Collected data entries
— begin —
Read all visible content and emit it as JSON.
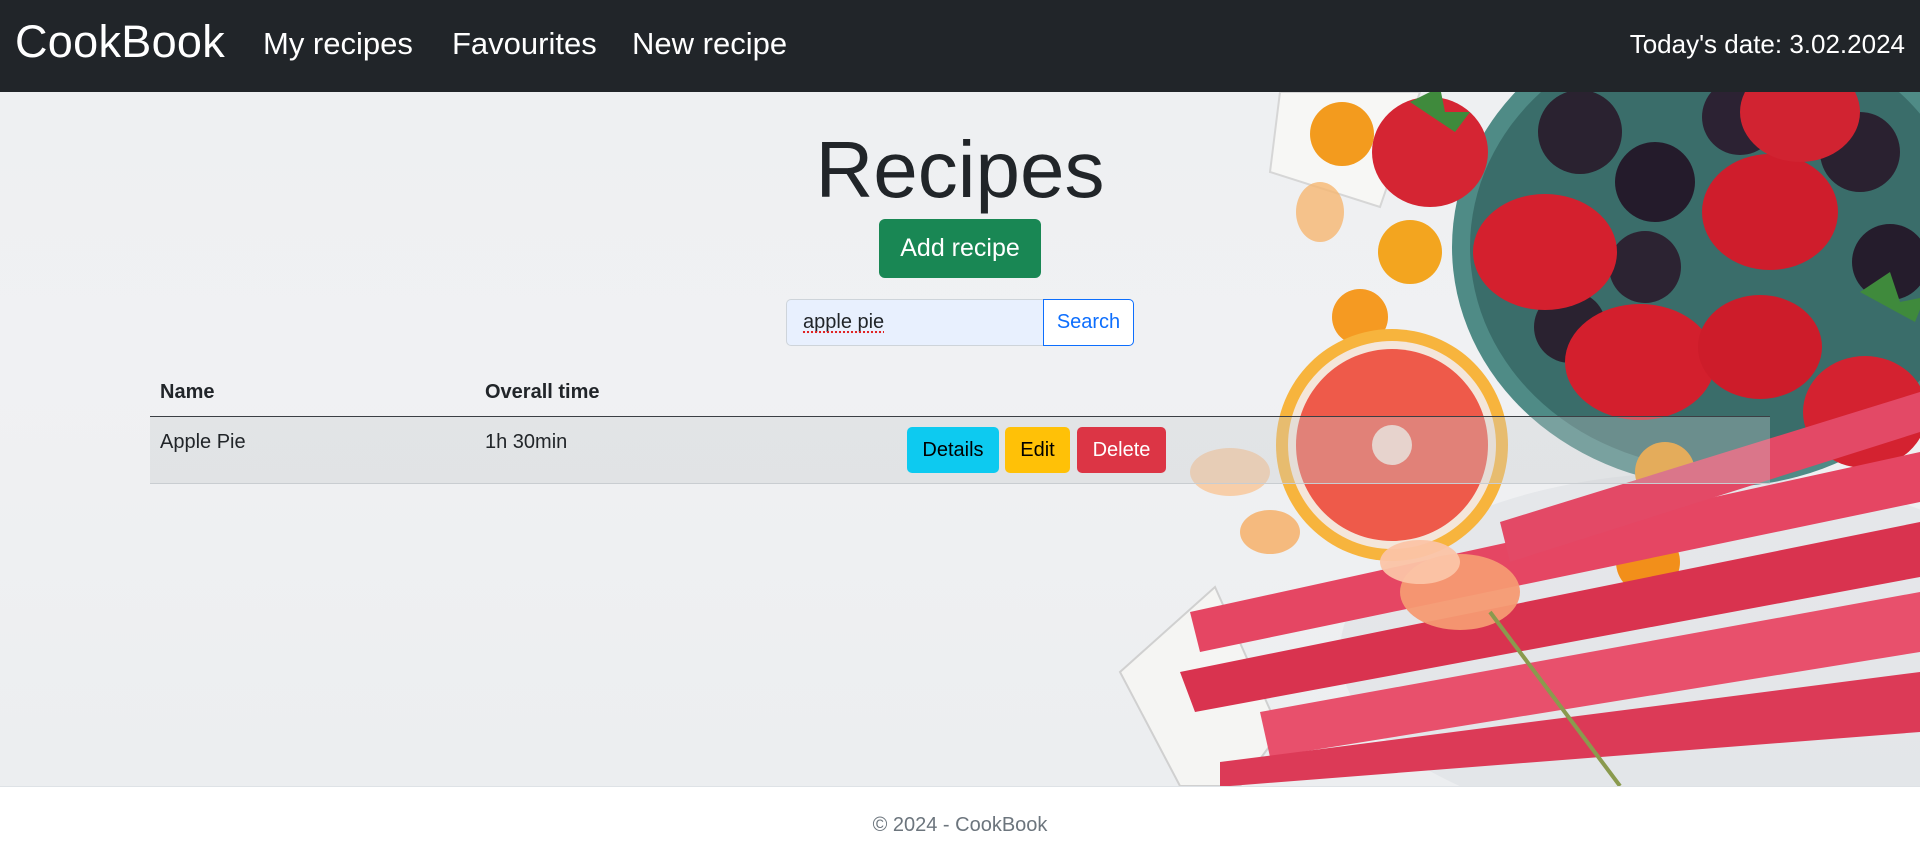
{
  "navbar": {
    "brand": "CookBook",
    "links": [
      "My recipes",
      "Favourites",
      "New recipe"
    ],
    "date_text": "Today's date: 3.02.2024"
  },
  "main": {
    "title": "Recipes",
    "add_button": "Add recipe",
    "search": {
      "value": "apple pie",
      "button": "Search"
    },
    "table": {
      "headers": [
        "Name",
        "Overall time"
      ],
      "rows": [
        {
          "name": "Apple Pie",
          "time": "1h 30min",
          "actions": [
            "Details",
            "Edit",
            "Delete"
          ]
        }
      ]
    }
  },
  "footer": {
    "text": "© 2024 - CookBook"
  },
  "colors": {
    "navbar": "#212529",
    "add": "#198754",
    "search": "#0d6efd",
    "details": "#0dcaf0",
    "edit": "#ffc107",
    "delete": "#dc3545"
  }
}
— end —
Strip out the pictures and quote the remaining data word for word.

Read all visible content and emit it as JSON.
{
  "navbar": {
    "brand": "CookBook",
    "links": [
      "My recipes",
      "Favourites",
      "New recipe"
    ],
    "date_text": "Today's date: 3.02.2024"
  },
  "main": {
    "title": "Recipes",
    "add_button": "Add recipe",
    "search": {
      "value": "apple pie",
      "button": "Search"
    },
    "table": {
      "headers": [
        "Name",
        "Overall time"
      ],
      "rows": [
        {
          "name": "Apple Pie",
          "time": "1h 30min",
          "actions": [
            "Details",
            "Edit",
            "Delete"
          ]
        }
      ]
    }
  },
  "footer": {
    "text": "© 2024 - CookBook"
  },
  "colors": {
    "navbar": "#212529",
    "add": "#198754",
    "search": "#0d6efd",
    "details": "#0dcaf0",
    "edit": "#ffc107",
    "delete": "#dc3545"
  }
}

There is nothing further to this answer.